● DIRECTIVE
Write out the records word for word, from the line that contains "y1). List at most 100 elements." through the line that contains "candle-body (1106, 88, 1113, 105)".

▬▬▬▬▬▬

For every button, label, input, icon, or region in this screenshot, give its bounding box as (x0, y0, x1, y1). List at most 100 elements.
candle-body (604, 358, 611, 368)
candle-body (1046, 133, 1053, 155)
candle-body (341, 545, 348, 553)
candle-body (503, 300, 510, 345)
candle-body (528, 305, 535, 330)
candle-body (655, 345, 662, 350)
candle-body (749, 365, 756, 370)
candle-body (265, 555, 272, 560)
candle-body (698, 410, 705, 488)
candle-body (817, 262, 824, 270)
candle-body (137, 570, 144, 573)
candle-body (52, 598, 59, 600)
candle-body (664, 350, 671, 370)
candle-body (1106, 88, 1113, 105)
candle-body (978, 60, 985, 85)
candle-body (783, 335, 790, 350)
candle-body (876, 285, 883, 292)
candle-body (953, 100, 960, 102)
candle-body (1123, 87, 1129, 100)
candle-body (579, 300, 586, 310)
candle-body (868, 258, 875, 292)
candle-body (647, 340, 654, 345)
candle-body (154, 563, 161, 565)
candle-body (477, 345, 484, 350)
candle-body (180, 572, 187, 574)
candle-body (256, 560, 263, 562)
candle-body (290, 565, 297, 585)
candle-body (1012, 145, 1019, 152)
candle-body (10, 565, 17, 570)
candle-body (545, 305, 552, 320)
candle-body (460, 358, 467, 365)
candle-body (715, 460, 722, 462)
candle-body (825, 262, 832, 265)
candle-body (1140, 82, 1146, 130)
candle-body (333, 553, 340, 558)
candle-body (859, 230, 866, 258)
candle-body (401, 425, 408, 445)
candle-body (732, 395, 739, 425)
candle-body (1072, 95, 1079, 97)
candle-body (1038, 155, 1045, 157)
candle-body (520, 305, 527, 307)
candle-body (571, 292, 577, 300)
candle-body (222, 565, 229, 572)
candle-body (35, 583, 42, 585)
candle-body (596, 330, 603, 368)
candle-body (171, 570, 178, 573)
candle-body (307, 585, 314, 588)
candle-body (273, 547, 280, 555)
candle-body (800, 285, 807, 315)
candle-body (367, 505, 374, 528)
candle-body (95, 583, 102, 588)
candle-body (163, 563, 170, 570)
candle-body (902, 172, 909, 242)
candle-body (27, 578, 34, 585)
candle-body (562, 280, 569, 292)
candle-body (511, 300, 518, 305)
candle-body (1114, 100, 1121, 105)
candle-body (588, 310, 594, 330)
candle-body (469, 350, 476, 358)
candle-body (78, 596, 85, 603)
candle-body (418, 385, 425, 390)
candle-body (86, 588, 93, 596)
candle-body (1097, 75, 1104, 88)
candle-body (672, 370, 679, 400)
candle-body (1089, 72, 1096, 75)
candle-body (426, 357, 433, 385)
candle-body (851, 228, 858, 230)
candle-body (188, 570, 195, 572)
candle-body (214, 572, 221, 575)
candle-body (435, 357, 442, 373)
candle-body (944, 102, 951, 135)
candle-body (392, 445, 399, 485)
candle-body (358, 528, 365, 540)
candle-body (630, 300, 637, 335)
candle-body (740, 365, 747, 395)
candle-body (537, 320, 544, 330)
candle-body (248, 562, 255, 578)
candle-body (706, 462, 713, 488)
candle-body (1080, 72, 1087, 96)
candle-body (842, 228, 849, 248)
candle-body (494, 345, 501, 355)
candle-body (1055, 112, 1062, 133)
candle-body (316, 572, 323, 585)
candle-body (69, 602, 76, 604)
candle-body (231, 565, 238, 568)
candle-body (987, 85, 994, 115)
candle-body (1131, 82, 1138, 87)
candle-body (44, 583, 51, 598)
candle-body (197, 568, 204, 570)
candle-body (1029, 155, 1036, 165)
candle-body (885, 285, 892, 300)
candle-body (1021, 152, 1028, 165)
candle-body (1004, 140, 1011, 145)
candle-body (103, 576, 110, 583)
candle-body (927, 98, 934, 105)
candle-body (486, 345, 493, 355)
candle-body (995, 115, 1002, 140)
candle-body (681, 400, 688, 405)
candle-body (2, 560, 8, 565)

▬▬▬▬▬▬

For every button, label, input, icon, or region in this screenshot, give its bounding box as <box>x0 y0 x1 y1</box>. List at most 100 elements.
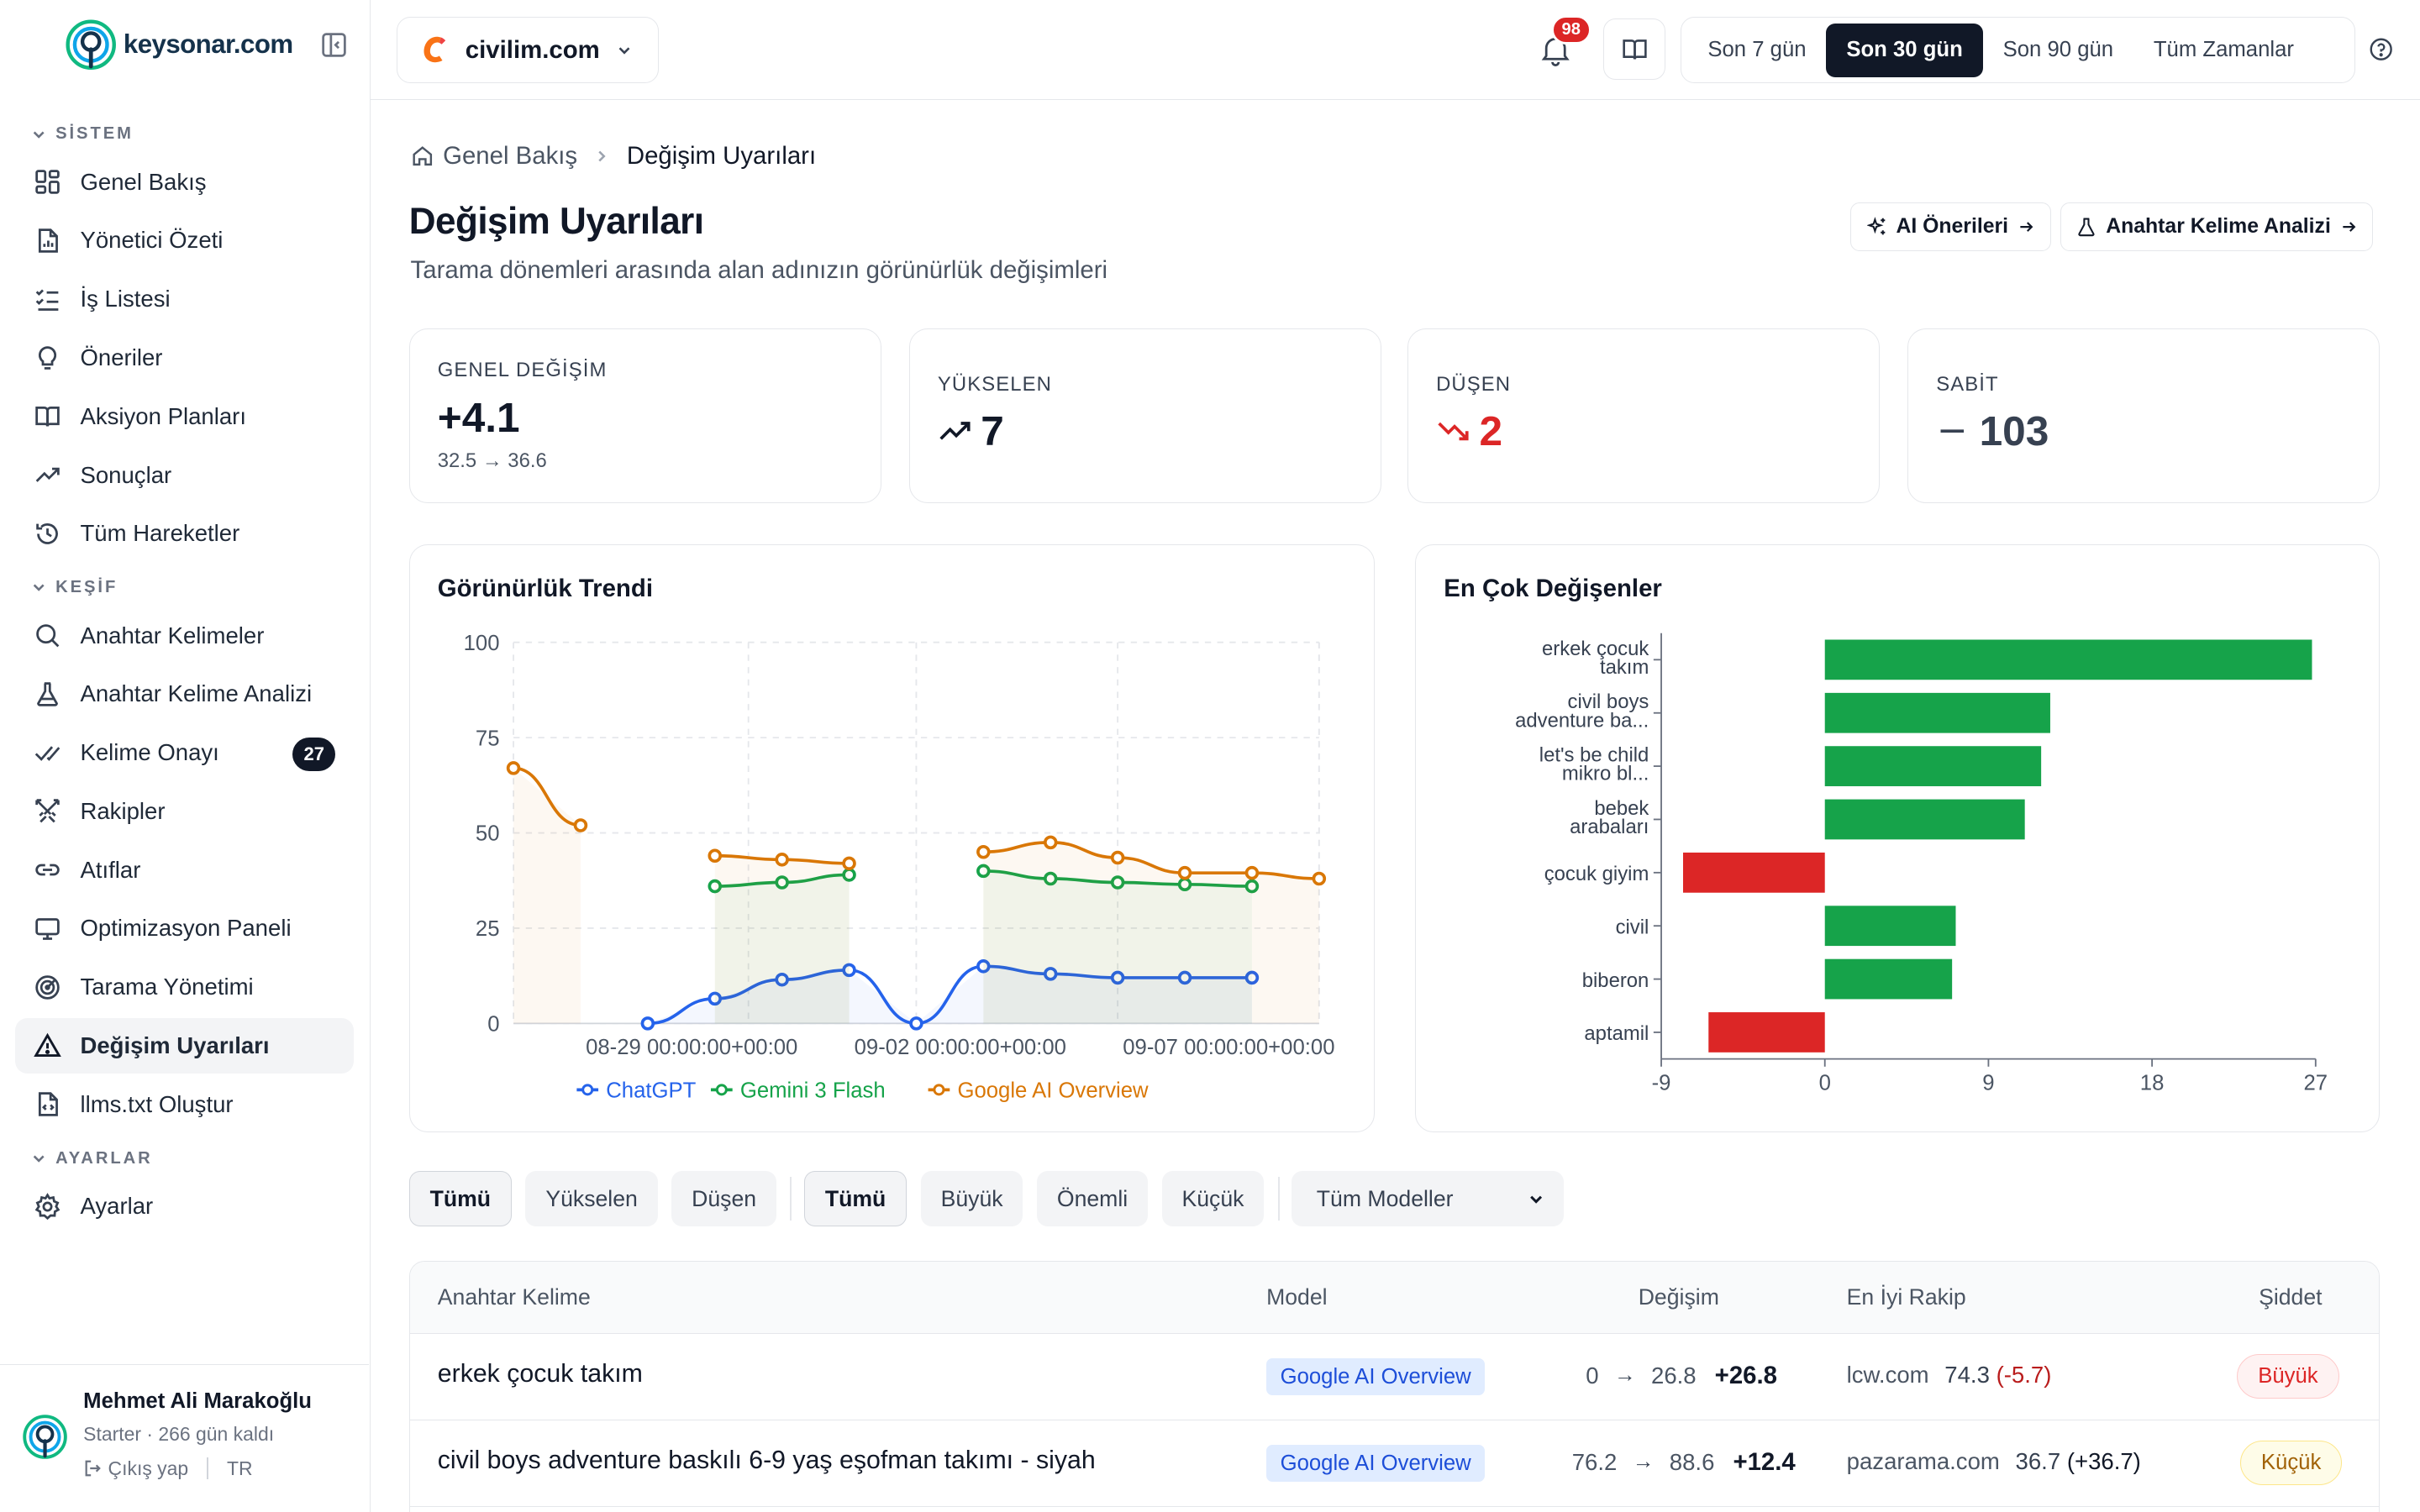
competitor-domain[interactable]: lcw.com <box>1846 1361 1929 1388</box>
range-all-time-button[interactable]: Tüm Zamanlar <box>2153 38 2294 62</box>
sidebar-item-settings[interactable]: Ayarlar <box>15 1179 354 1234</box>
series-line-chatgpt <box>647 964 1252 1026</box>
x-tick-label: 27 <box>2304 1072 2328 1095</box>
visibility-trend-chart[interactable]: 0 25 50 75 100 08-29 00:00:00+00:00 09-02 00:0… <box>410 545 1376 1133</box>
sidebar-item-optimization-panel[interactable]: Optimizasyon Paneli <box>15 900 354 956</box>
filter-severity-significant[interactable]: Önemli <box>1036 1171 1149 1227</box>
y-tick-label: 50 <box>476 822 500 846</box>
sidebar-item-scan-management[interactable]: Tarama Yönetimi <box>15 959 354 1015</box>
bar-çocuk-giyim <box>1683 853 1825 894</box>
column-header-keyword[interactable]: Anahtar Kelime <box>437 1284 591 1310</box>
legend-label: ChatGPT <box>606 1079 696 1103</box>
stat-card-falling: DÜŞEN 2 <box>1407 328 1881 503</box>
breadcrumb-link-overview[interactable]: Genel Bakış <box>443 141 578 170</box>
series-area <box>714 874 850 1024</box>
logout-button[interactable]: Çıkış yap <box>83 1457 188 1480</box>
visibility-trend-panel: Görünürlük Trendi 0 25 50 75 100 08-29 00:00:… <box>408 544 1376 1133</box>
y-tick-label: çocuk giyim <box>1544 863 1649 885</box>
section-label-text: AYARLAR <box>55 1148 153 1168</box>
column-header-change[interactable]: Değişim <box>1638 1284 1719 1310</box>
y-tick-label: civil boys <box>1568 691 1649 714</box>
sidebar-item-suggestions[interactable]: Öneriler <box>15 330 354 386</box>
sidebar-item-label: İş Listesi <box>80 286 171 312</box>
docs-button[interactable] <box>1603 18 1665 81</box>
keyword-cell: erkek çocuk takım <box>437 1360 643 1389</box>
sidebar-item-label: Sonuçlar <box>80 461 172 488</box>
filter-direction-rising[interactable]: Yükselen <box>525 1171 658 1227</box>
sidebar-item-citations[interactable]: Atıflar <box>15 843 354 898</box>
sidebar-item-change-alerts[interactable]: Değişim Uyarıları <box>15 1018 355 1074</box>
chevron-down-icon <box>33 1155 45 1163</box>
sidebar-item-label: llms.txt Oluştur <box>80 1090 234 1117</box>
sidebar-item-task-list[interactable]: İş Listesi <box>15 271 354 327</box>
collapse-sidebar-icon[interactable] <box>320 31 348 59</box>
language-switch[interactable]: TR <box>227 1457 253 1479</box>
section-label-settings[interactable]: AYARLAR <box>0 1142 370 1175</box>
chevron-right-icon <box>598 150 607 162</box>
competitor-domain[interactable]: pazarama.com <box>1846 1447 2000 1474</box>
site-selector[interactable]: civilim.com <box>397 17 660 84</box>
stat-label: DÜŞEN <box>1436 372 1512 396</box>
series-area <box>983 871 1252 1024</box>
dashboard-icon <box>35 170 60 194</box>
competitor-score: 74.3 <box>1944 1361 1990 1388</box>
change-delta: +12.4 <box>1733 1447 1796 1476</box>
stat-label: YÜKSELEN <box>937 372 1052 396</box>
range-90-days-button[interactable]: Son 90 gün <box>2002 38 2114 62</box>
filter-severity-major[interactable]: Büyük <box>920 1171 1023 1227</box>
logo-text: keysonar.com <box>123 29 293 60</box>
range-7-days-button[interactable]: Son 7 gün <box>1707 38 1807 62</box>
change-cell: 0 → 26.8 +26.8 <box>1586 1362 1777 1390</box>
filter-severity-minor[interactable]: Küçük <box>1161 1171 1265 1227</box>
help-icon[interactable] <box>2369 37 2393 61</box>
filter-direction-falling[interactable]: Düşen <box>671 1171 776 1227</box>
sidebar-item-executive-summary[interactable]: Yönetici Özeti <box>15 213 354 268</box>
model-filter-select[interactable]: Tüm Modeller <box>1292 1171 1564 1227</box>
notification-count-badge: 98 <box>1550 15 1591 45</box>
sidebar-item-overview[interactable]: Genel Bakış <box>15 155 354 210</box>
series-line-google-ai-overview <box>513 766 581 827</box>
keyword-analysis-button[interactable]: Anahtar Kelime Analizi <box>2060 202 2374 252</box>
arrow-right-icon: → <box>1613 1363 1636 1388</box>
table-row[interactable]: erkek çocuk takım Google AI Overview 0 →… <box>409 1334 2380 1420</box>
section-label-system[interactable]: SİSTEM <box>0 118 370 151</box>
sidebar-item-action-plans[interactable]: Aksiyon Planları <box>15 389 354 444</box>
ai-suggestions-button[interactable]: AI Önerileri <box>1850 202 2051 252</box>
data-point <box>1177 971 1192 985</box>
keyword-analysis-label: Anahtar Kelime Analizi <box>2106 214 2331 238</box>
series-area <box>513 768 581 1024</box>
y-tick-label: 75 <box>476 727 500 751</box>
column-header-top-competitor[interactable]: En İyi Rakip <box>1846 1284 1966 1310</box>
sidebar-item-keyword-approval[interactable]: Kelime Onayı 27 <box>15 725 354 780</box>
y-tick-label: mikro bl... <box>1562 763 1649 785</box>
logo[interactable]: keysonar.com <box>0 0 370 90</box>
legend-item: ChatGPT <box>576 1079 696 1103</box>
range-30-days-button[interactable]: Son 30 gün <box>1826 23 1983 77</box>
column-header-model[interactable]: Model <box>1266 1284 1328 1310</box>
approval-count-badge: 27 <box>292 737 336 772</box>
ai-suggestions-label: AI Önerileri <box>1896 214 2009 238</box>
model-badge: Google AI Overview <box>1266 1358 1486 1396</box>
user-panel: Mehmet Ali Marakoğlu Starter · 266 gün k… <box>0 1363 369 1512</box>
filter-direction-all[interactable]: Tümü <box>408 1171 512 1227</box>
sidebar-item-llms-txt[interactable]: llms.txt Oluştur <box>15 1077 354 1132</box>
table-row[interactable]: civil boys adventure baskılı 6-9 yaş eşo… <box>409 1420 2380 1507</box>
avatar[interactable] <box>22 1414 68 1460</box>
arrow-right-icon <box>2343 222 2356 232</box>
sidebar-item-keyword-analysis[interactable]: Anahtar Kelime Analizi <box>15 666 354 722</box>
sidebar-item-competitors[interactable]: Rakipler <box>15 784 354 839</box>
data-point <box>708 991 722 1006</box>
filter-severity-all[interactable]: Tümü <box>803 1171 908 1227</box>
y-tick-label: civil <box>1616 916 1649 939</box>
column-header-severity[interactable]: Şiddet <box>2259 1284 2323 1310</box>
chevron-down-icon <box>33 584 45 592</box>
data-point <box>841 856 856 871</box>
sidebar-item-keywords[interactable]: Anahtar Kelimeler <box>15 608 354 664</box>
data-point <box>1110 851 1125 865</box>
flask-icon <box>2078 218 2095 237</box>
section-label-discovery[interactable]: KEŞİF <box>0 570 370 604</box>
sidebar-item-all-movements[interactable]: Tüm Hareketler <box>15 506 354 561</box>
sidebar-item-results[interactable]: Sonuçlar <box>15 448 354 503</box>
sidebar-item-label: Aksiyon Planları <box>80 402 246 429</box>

▬▬▬▬▬▬

● EXPECTED ANSWER
For every button, label, input, icon, or region in this screenshot, give its bounding box as (x0, y0, x1, y1). List at most 100 elements.
candle-body (604, 358, 611, 368)
candle-body (1046, 133, 1053, 155)
candle-body (341, 545, 348, 553)
candle-body (503, 300, 510, 345)
candle-body (528, 305, 535, 330)
candle-body (655, 345, 662, 350)
candle-body (749, 365, 756, 370)
candle-body (265, 555, 272, 560)
candle-body (698, 410, 705, 488)
candle-body (817, 262, 824, 270)
candle-body (137, 570, 144, 573)
candle-body (52, 598, 59, 600)
candle-body (664, 350, 671, 370)
candle-body (1106, 88, 1113, 105)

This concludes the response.